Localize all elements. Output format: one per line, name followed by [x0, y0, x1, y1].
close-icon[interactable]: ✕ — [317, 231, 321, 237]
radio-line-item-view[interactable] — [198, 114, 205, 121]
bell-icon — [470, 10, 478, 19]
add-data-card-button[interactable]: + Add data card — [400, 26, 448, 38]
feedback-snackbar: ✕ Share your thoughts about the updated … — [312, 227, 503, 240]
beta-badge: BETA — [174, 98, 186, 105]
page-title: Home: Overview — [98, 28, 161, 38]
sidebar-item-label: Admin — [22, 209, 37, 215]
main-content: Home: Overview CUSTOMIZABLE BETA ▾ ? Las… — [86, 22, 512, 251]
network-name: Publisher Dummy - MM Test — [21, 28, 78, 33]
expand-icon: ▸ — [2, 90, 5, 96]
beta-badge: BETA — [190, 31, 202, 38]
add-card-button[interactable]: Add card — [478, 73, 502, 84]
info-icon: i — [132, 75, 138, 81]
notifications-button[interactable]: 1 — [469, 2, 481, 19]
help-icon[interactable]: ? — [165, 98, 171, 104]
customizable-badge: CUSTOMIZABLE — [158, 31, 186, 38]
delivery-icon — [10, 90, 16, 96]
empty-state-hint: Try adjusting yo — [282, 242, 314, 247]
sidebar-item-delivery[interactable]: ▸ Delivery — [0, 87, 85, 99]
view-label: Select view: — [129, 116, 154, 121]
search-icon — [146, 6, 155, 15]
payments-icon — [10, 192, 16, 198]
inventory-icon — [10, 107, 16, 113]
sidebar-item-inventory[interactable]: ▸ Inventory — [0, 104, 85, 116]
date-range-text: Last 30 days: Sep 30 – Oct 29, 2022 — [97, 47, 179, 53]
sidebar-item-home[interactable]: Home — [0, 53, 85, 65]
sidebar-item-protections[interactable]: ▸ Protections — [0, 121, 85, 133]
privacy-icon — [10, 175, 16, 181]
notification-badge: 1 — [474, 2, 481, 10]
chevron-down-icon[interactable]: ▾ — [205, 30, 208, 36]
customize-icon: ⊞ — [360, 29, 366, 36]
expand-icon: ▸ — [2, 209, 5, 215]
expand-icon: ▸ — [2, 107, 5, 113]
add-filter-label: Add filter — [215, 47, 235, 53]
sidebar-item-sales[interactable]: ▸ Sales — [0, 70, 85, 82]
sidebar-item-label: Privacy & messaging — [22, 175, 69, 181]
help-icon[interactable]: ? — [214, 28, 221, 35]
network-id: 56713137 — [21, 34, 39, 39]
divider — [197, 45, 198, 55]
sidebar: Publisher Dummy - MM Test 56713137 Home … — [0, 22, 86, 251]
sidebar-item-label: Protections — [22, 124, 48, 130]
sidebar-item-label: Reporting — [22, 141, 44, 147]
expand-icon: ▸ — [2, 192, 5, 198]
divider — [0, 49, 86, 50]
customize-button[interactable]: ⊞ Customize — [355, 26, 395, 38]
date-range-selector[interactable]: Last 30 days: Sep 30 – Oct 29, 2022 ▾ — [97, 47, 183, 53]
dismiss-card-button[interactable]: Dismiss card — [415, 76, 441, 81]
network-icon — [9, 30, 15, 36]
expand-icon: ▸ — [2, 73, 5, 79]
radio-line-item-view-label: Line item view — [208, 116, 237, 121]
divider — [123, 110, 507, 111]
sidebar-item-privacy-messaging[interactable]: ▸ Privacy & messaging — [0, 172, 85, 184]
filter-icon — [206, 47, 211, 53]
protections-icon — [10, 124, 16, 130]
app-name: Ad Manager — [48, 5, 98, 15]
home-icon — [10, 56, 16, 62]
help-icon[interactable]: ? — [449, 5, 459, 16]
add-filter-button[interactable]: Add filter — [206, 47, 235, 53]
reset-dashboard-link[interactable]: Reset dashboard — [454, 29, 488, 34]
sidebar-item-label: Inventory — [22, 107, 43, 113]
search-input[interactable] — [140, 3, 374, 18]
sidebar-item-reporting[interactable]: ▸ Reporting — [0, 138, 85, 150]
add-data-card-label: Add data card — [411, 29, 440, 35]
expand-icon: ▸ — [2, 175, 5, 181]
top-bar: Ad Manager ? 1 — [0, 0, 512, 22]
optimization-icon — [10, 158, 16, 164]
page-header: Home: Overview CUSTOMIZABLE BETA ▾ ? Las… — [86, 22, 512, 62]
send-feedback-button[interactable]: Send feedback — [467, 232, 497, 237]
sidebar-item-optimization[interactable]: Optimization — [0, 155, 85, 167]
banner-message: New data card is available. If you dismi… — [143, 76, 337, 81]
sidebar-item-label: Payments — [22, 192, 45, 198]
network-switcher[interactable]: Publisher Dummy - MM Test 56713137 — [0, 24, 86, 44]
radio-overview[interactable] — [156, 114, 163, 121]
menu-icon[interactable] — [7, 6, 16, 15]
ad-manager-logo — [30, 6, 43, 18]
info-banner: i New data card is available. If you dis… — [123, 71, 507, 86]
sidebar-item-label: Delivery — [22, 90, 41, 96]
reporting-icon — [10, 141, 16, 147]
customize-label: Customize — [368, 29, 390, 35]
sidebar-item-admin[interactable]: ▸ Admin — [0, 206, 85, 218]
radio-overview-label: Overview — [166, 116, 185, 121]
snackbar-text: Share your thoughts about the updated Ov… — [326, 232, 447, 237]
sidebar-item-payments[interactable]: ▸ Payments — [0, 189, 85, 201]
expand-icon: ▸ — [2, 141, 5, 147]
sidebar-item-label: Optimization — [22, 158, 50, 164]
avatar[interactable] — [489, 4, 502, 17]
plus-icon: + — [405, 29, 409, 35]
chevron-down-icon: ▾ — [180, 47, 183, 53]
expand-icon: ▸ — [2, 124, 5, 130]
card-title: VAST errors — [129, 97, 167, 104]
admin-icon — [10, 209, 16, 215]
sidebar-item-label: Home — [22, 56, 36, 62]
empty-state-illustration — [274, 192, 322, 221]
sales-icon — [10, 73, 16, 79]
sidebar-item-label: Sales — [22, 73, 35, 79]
-*-*-
(Exercise task): Repeat all of the data above verbatim, line for line, without any change.

(The output):
Localize all elements. Output format: one per line, name followed by [x0, y0, x1, y1].
close-icon[interactable]: ✕ — [317, 231, 321, 237]
radio-line-item-view[interactable] — [198, 114, 205, 121]
bell-icon — [470, 10, 478, 19]
add-data-card-button[interactable]: + Add data card — [400, 26, 448, 38]
feedback-snackbar: ✕ Share your thoughts about the updated … — [312, 227, 503, 240]
beta-badge: BETA — [174, 98, 186, 105]
page-title: Home: Overview — [98, 28, 161, 38]
sidebar-item-label: Admin — [22, 209, 37, 215]
main-content: Home: Overview CUSTOMIZABLE BETA ▾ ? Las… — [86, 22, 512, 251]
network-name: Publisher Dummy - MM Test — [21, 28, 78, 33]
expand-icon: ▸ — [2, 90, 5, 96]
beta-badge: BETA — [190, 31, 202, 38]
add-card-button[interactable]: Add card — [478, 73, 502, 84]
info-icon: i — [132, 75, 138, 81]
notifications-button[interactable]: 1 — [469, 2, 481, 19]
help-icon[interactable]: ? — [165, 98, 171, 104]
customizable-badge: CUSTOMIZABLE — [158, 31, 186, 38]
delivery-icon — [10, 90, 16, 96]
empty-state-hint: Try adjusting yo — [282, 242, 314, 247]
sidebar-item-delivery[interactable]: ▸ Delivery — [0, 87, 85, 99]
view-label: Select view: — [129, 116, 154, 121]
search-icon — [146, 6, 155, 15]
payments-icon — [10, 192, 16, 198]
inventory-icon — [10, 107, 16, 113]
sidebar-item-inventory[interactable]: ▸ Inventory — [0, 104, 85, 116]
date-range-text: Last 30 days: Sep 30 – Oct 29, 2022 — [97, 47, 179, 53]
sidebar-item-home[interactable]: Home — [0, 53, 85, 65]
sidebar-item-protections[interactable]: ▸ Protections — [0, 121, 85, 133]
privacy-icon — [10, 175, 16, 181]
notification-badge: 1 — [474, 2, 481, 10]
chevron-down-icon[interactable]: ▾ — [205, 30, 208, 36]
customize-icon: ⊞ — [360, 29, 366, 36]
expand-icon: ▸ — [2, 209, 5, 215]
expand-icon: ▸ — [2, 107, 5, 113]
add-filter-label: Add filter — [215, 47, 235, 53]
sidebar-item-sales[interactable]: ▸ Sales — [0, 70, 85, 82]
sidebar-item-label: Privacy & messaging — [22, 175, 69, 181]
help-icon[interactable]: ? — [214, 28, 221, 35]
network-id: 56713137 — [21, 34, 39, 39]
divider — [197, 45, 198, 55]
sidebar: Publisher Dummy - MM Test 56713137 Home … — [0, 22, 86, 251]
sidebar-item-label: Protections — [22, 124, 48, 130]
sidebar-item-label: Reporting — [22, 141, 44, 147]
expand-icon: ▸ — [2, 192, 5, 198]
divider — [0, 49, 86, 50]
customize-button[interactable]: ⊞ Customize — [355, 26, 395, 38]
date-range-selector[interactable]: Last 30 days: Sep 30 – Oct 29, 2022 ▾ — [97, 47, 183, 53]
dismiss-card-button[interactable]: Dismiss card — [415, 76, 441, 81]
network-icon — [9, 30, 15, 36]
expand-icon: ▸ — [2, 73, 5, 79]
radio-line-item-view-label: Line item view — [208, 116, 237, 121]
divider — [123, 110, 507, 111]
sidebar-item-privacy-messaging[interactable]: ▸ Privacy & messaging — [0, 172, 85, 184]
filter-icon — [206, 47, 211, 53]
protections-icon — [10, 124, 16, 130]
app-name: Ad Manager — [48, 5, 98, 15]
home-icon — [10, 56, 16, 62]
help-icon[interactable]: ? — [449, 5, 459, 16]
add-filter-button[interactable]: Add filter — [206, 47, 235, 53]
reset-dashboard-link[interactable]: Reset dashboard — [454, 29, 488, 34]
sidebar-item-label: Inventory — [22, 107, 43, 113]
search-input[interactable] — [140, 3, 374, 18]
sidebar-item-reporting[interactable]: ▸ Reporting — [0, 138, 85, 150]
add-data-card-label: Add data card — [411, 29, 440, 35]
expand-icon: ▸ — [2, 175, 5, 181]
top-bar: Ad Manager ? 1 — [0, 0, 512, 22]
optimization-icon — [10, 158, 16, 164]
page-header: Home: Overview CUSTOMIZABLE BETA ▾ ? Las… — [86, 22, 512, 62]
send-feedback-button[interactable]: Send feedback — [467, 232, 497, 237]
sidebar-item-optimization[interactable]: Optimization — [0, 155, 85, 167]
banner-message: New data card is available. If you dismi… — [143, 76, 337, 81]
sidebar-item-label: Payments — [22, 192, 45, 198]
network-switcher[interactable]: Publisher Dummy - MM Test 56713137 — [0, 24, 86, 44]
radio-overview[interactable] — [156, 114, 163, 121]
menu-icon[interactable] — [7, 6, 16, 15]
ad-manager-logo — [30, 6, 43, 18]
info-banner: i New data card is available. If you dis… — [123, 71, 507, 86]
sidebar-item-label: Delivery — [22, 90, 41, 96]
reporting-icon — [10, 141, 16, 147]
customize-label: Customize — [368, 29, 390, 35]
sidebar-item-admin[interactable]: ▸ Admin — [0, 206, 85, 218]
radio-overview-label: Overview — [166, 116, 185, 121]
snackbar-text: Share your thoughts about the updated Ov… — [326, 232, 447, 237]
sidebar-item-payments[interactable]: ▸ Payments — [0, 189, 85, 201]
expand-icon: ▸ — [2, 141, 5, 147]
sidebar-item-label: Optimization — [22, 158, 50, 164]
avatar[interactable] — [489, 4, 502, 17]
plus-icon: + — [405, 29, 409, 35]
chevron-down-icon: ▾ — [180, 47, 183, 53]
expand-icon: ▸ — [2, 124, 5, 130]
card-title: VAST errors — [129, 97, 167, 104]
admin-icon — [10, 209, 16, 215]
sidebar-item-label: Home — [22, 56, 36, 62]
empty-state-illustration — [274, 192, 322, 221]
sales-icon — [10, 73, 16, 79]
sidebar-item-label: Sales — [22, 73, 35, 79]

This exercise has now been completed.